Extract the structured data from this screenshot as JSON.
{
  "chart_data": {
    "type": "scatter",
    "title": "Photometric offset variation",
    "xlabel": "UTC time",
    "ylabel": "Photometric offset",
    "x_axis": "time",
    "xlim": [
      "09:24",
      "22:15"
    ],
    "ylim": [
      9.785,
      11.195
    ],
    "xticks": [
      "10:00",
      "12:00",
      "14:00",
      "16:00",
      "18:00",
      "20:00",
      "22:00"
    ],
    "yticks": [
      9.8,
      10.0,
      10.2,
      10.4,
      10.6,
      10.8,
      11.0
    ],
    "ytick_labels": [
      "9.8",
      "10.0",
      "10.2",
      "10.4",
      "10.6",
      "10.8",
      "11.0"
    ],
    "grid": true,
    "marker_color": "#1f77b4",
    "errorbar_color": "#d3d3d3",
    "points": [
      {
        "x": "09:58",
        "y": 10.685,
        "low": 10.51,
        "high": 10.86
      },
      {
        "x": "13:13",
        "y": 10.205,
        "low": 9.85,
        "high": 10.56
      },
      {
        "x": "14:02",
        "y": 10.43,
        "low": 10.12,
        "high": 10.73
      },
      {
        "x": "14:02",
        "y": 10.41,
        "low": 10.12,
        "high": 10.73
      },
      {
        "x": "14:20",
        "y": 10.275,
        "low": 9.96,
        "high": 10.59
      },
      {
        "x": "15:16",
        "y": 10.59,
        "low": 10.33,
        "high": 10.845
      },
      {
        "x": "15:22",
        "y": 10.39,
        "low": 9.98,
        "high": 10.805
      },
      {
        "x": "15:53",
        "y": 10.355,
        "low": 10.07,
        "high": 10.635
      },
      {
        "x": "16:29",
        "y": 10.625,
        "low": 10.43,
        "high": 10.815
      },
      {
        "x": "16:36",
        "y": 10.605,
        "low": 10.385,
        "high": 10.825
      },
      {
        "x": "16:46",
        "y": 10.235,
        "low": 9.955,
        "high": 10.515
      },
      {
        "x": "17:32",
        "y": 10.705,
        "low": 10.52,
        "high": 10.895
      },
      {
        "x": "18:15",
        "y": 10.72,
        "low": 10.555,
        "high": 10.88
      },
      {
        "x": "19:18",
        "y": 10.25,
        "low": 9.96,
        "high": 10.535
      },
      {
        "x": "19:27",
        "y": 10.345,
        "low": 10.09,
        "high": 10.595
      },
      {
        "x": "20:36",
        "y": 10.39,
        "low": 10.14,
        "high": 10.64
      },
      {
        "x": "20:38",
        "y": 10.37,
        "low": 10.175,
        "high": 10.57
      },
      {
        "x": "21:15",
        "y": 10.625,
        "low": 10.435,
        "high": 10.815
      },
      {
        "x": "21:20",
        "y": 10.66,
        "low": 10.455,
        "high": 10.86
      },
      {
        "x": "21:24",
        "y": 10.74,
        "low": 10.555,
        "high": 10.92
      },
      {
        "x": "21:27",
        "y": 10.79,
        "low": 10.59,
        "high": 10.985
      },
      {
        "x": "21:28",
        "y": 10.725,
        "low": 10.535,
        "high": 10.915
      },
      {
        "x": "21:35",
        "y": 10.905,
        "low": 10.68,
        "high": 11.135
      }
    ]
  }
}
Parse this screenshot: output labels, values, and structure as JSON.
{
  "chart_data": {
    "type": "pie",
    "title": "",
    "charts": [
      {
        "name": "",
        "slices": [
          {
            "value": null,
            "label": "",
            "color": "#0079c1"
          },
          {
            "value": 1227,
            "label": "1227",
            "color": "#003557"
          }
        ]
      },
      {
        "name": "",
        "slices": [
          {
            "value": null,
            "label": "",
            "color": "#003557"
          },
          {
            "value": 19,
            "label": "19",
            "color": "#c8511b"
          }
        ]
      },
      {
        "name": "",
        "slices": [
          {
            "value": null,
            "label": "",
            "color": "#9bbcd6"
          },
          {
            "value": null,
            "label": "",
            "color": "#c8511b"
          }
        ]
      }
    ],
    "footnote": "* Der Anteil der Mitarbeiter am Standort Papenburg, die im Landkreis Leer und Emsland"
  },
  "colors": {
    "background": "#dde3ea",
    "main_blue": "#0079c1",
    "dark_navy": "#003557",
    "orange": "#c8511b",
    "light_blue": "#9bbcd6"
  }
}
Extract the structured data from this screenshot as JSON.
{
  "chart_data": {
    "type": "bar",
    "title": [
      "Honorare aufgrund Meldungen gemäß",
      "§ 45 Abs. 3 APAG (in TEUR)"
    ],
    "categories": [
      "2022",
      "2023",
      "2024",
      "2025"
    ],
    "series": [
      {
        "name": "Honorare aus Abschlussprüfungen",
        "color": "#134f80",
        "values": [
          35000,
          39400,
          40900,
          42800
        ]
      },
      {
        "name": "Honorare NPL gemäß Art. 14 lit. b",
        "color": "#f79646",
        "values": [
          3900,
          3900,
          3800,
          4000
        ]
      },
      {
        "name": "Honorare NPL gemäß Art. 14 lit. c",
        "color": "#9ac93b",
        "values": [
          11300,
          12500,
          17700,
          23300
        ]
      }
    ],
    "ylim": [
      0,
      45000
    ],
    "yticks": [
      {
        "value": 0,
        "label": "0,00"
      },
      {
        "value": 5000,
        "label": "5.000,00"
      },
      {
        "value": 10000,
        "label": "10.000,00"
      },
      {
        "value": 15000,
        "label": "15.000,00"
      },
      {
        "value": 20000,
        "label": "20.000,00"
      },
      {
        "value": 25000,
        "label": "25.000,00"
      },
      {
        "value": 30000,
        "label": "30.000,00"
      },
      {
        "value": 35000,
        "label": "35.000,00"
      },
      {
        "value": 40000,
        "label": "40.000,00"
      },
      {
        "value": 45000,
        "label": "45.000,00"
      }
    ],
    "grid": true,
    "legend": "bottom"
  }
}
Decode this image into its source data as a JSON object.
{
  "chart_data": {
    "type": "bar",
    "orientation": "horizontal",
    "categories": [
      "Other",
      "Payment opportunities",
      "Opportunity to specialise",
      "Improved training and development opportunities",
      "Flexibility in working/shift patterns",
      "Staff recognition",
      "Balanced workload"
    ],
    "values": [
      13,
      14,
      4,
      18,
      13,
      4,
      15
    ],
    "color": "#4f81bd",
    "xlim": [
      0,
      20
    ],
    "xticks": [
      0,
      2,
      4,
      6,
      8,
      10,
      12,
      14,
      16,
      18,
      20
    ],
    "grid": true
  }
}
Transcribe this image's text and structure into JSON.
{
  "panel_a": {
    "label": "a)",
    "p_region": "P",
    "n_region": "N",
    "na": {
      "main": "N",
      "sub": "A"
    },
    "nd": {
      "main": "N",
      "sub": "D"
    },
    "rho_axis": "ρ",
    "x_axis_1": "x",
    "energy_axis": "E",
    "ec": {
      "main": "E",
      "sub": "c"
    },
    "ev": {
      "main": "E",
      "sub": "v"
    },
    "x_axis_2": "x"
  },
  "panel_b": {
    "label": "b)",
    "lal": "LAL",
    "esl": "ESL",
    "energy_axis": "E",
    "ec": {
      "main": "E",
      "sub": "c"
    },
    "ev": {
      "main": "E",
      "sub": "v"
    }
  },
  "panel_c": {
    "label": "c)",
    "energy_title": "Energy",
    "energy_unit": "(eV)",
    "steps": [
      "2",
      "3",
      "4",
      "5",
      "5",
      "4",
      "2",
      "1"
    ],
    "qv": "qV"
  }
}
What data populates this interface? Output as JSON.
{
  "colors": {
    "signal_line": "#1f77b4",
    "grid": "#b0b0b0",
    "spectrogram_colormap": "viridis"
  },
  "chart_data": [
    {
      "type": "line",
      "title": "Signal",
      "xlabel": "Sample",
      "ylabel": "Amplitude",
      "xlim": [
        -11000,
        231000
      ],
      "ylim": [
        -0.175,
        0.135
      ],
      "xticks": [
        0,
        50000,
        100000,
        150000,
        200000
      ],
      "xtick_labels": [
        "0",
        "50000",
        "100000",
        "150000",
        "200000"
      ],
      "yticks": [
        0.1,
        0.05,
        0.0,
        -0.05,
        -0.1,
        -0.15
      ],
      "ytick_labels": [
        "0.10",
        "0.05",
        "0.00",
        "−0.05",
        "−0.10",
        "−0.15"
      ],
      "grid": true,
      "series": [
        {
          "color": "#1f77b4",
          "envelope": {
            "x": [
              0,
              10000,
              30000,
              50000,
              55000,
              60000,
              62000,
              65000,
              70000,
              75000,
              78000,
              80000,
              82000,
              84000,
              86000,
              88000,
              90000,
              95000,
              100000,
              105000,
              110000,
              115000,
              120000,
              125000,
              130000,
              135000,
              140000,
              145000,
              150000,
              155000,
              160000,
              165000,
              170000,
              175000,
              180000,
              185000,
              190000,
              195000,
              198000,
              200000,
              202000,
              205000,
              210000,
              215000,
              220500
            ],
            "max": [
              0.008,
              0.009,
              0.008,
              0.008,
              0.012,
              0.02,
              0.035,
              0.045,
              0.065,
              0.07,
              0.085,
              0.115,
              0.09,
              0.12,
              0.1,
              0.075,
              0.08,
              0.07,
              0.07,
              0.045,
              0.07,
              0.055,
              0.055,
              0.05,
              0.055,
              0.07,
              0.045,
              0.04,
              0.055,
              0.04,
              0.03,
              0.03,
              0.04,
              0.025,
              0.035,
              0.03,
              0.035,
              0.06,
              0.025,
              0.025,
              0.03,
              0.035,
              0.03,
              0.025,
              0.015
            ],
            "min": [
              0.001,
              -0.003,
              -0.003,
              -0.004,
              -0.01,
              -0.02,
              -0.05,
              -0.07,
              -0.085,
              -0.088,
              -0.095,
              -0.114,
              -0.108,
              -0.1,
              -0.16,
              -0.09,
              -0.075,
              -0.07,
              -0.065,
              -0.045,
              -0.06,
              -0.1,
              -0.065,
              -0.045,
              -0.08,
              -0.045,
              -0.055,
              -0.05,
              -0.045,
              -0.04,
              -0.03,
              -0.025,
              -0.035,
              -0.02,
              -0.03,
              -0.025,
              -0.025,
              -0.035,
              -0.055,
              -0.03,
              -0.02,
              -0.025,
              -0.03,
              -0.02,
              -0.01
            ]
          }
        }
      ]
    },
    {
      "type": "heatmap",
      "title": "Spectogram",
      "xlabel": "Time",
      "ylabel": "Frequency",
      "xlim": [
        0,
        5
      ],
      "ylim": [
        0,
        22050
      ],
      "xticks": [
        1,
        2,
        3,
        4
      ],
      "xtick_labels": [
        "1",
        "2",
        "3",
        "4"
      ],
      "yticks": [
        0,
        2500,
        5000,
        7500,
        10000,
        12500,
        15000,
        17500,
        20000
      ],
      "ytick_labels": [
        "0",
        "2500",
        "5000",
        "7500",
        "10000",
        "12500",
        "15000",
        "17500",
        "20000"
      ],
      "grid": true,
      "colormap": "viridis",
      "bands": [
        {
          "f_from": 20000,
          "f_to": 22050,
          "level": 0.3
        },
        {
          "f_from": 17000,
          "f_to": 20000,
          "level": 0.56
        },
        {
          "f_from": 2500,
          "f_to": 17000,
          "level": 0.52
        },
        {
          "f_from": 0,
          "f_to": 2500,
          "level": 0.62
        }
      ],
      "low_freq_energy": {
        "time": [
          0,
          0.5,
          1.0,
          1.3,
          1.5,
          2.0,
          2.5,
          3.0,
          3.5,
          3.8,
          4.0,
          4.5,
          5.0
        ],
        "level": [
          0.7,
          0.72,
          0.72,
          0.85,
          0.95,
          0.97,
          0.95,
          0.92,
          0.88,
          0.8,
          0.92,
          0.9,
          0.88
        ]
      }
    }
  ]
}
----------
*Written request:* From the data above, pick out each line containing "Photometric" and copy it.

*Response to this exercise:*
    "title": "Photometric offset variation",
    "ylabel": "Photometric offset",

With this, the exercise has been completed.